— start of Records supplied —

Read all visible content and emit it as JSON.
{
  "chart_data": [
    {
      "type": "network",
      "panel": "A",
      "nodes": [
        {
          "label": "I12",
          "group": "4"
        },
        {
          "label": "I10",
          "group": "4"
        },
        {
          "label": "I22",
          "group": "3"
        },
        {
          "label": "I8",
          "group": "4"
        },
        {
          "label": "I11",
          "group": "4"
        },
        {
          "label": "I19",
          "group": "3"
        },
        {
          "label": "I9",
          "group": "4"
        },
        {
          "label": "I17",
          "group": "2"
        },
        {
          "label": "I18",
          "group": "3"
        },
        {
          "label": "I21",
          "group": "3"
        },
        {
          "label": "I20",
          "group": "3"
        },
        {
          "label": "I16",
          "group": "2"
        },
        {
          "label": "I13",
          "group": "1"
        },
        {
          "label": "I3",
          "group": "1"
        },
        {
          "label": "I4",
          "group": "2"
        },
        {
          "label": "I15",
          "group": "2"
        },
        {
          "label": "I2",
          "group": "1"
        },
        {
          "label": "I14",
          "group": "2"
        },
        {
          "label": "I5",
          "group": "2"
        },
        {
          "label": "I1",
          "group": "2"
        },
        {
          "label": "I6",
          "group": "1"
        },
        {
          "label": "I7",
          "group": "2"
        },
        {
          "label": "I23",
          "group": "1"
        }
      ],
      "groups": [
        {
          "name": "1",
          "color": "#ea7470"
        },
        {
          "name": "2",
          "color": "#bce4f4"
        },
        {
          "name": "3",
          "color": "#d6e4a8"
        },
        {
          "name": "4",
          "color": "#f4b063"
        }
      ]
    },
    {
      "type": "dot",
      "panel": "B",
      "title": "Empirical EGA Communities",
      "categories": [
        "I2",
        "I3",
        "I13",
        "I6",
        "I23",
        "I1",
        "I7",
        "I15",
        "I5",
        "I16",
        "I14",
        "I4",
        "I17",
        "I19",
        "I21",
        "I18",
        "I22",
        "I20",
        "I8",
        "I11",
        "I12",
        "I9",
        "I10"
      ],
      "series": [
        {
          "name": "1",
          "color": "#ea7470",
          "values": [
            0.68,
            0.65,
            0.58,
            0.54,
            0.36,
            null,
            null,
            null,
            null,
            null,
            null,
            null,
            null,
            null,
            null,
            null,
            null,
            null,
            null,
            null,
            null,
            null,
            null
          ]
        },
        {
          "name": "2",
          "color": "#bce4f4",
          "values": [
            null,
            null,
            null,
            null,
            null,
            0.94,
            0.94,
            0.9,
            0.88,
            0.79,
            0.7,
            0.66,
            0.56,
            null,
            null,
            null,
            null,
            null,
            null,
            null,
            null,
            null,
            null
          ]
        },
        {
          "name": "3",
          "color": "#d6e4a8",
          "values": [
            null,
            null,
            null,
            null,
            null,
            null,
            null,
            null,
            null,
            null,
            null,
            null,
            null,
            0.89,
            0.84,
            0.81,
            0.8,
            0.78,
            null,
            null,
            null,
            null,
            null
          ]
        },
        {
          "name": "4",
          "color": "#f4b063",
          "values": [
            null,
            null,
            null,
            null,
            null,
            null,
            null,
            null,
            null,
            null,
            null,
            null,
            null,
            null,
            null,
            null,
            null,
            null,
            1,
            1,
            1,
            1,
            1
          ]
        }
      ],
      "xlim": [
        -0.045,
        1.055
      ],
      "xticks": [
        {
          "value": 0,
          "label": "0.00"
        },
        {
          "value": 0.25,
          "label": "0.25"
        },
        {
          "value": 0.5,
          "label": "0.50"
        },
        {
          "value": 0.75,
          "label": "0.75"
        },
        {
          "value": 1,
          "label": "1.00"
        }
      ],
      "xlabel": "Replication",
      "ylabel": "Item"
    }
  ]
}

— end of Records supplied —

Exercise directions
Faithfully copy every entry, leaving nothing out.

Task solution
Read all visible content and emit it as JSON.
{
  "chart_data": [
    {
      "type": "network",
      "panel": "A",
      "nodes": [
        {
          "label": "I12",
          "group": "4"
        },
        {
          "label": "I10",
          "group": "4"
        },
        {
          "label": "I22",
          "group": "3"
        },
        {
          "label": "I8",
          "group": "4"
        },
        {
          "label": "I11",
          "group": "4"
        },
        {
          "label": "I19",
          "group": "3"
        },
        {
          "label": "I9",
          "group": "4"
        },
        {
          "label": "I17",
          "group": "2"
        },
        {
          "label": "I18",
          "group": "3"
        },
        {
          "label": "I21",
          "group": "3"
        },
        {
          "label": "I20",
          "group": "3"
        },
        {
          "label": "I16",
          "group": "2"
        },
        {
          "label": "I13",
          "group": "1"
        },
        {
          "label": "I3",
          "group": "1"
        },
        {
          "label": "I4",
          "group": "2"
        },
        {
          "label": "I15",
          "group": "2"
        },
        {
          "label": "I2",
          "group": "1"
        },
        {
          "label": "I14",
          "group": "2"
        },
        {
          "label": "I5",
          "group": "2"
        },
        {
          "label": "I1",
          "group": "2"
        },
        {
          "label": "I6",
          "group": "1"
        },
        {
          "label": "I7",
          "group": "2"
        },
        {
          "label": "I23",
          "group": "1"
        }
      ],
      "groups": [
        {
          "name": "1",
          "color": "#ea7470"
        },
        {
          "name": "2",
          "color": "#bce4f4"
        },
        {
          "name": "3",
          "color": "#d6e4a8"
        },
        {
          "name": "4",
          "color": "#f4b063"
        }
      ]
    },
    {
      "type": "dot",
      "panel": "B",
      "title": "Empirical EGA Communities",
      "categories": [
        "I2",
        "I3",
        "I13",
        "I6",
        "I23",
        "I1",
        "I7",
        "I15",
        "I5",
        "I16",
        "I14",
        "I4",
        "I17",
        "I19",
        "I21",
        "I18",
        "I22",
        "I20",
        "I8",
        "I11",
        "I12",
        "I9",
        "I10"
      ],
      "series": [
        {
          "name": "1",
          "color": "#ea7470",
          "values": [
            0.68,
            0.65,
            0.58,
            0.54,
            0.36,
            null,
            null,
            null,
            null,
            null,
            null,
            null,
            null,
            null,
            null,
            null,
            null,
            null,
            null,
            null,
            null,
            null,
            null
          ]
        },
        {
          "name": "2",
          "color": "#bce4f4",
          "values": [
            null,
            null,
            null,
            null,
            null,
            0.94,
            0.94,
            0.9,
            0.88,
            0.79,
            0.7,
            0.66,
            0.56,
            null,
            null,
            null,
            null,
            null,
            null,
            null,
            null,
            null,
            null
          ]
        },
        {
          "name": "3",
          "color": "#d6e4a8",
          "values": [
            null,
            null,
            null,
            null,
            null,
            null,
            null,
            null,
            null,
            null,
            null,
            null,
            null,
            0.89,
            0.84,
            0.81,
            0.8,
            0.78,
            null,
            null,
            null,
            null,
            null
          ]
        },
        {
          "name": "4",
          "color": "#f4b063",
          "values": [
            null,
            null,
            null,
            null,
            null,
            null,
            null,
            null,
            null,
            null,
            null,
            null,
            null,
            null,
            null,
            null,
            null,
            null,
            1,
            1,
            1,
            1,
            1
          ]
        }
      ],
      "xlim": [
        -0.045,
        1.055
      ],
      "xticks": [
        {
          "value": 0,
          "label": "0.00"
        },
        {
          "value": 0.25,
          "label": "0.25"
        },
        {
          "value": 0.5,
          "label": "0.50"
        },
        {
          "value": 0.75,
          "label": "0.75"
        },
        {
          "value": 1,
          "label": "1.00"
        }
      ],
      "xlabel": "Replication",
      "ylabel": "Item"
    }
  ]
}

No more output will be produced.